Given problem:
Copy every line that holds "this".

Entries provided:
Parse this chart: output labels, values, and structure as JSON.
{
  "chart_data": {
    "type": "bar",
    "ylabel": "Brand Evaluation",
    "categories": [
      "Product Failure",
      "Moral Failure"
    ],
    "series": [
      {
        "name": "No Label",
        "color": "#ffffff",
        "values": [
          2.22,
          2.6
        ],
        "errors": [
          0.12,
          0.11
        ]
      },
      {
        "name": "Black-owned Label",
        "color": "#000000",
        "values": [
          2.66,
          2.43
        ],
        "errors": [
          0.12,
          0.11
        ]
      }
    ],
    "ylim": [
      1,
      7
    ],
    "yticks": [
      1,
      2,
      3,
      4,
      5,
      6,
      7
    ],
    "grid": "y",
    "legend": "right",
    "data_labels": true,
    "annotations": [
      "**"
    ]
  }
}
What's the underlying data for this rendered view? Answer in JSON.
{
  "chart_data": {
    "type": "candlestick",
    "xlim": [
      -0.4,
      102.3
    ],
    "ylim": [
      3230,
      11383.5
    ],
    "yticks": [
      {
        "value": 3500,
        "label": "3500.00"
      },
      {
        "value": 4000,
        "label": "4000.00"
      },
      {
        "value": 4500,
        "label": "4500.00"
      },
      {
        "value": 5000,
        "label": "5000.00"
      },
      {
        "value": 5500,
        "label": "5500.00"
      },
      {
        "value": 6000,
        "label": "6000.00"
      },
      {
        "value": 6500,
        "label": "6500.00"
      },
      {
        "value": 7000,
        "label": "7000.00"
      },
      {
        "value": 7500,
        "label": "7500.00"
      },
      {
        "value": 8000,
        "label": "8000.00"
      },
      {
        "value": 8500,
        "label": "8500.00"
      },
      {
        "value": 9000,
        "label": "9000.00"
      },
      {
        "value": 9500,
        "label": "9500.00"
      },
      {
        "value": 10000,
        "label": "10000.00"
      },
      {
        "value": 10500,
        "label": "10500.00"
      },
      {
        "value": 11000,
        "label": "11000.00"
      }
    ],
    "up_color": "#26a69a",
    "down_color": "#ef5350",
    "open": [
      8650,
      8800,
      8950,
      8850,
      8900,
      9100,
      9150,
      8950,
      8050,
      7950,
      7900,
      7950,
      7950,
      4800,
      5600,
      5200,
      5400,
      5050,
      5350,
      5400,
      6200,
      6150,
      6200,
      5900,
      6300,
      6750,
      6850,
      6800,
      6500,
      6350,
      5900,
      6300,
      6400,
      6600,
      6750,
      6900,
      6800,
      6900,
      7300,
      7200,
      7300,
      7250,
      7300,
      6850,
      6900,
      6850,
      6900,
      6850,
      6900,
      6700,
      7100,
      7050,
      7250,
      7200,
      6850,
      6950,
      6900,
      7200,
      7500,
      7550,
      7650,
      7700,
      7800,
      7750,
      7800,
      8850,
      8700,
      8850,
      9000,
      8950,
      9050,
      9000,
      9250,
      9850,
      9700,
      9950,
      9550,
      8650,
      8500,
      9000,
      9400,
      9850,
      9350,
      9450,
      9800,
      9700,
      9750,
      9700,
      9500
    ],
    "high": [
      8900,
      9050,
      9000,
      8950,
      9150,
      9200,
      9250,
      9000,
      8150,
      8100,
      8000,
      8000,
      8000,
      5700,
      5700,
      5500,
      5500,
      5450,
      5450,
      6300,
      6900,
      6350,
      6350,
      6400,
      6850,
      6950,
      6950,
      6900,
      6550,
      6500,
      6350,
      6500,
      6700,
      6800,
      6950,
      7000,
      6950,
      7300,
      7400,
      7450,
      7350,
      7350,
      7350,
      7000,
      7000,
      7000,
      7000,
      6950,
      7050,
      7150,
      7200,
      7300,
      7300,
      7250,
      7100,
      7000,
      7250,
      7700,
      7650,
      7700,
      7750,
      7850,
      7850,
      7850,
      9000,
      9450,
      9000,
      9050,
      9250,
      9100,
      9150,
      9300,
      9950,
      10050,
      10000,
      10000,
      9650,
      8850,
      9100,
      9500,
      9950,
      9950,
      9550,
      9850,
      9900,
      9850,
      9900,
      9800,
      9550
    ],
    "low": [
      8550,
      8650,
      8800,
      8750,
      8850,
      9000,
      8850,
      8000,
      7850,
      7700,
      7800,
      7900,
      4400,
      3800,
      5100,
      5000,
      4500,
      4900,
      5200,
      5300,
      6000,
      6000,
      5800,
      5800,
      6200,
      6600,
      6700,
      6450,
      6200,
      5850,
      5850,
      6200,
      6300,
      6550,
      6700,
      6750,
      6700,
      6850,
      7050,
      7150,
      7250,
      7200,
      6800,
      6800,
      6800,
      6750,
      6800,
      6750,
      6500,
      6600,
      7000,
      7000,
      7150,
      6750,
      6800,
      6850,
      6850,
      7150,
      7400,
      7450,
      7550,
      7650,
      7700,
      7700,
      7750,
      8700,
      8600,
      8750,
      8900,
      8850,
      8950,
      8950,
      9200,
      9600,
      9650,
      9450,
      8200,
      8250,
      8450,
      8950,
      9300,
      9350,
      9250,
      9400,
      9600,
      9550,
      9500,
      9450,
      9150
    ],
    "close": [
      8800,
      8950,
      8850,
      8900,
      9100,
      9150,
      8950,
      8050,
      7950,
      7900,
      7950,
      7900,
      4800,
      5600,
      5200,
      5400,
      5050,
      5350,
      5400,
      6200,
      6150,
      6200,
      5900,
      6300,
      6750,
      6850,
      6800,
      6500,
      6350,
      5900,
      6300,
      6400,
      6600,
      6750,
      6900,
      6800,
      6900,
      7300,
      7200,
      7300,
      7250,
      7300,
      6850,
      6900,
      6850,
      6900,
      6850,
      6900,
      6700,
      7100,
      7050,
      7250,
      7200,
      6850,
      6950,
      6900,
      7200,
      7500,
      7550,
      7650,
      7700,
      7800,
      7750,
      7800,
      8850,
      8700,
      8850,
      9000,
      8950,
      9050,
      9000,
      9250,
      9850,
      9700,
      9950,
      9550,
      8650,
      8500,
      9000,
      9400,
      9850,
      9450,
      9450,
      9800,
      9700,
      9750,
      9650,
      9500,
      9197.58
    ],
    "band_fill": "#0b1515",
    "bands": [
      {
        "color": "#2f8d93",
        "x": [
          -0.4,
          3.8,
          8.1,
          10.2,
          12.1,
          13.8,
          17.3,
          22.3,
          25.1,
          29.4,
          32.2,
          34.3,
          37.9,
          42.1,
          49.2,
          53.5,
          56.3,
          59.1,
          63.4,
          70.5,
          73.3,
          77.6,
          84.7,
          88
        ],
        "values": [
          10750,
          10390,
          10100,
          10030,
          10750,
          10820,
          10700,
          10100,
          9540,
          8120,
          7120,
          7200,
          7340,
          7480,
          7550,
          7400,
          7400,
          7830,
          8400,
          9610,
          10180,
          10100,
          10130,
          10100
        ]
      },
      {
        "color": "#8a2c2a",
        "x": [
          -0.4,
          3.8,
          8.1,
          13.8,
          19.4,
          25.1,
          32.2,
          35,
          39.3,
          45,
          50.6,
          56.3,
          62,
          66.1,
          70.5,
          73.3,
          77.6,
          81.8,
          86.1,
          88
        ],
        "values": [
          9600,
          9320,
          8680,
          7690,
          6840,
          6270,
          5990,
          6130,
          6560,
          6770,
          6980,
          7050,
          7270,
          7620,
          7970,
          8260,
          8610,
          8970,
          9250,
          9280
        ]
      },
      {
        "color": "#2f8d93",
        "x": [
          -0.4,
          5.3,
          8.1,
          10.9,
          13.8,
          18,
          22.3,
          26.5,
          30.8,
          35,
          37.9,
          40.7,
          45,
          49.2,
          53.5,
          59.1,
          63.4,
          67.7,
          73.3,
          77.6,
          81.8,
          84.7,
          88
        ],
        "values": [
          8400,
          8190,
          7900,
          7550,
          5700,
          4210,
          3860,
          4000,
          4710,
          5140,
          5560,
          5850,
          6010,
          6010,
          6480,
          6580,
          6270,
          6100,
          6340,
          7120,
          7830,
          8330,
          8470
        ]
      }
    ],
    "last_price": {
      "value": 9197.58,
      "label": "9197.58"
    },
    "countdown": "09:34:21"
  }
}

Completed task:
Parse this chart: output labels, values, and structure as JSON.
What's the underlying data for this rendered view? Answer in JSON.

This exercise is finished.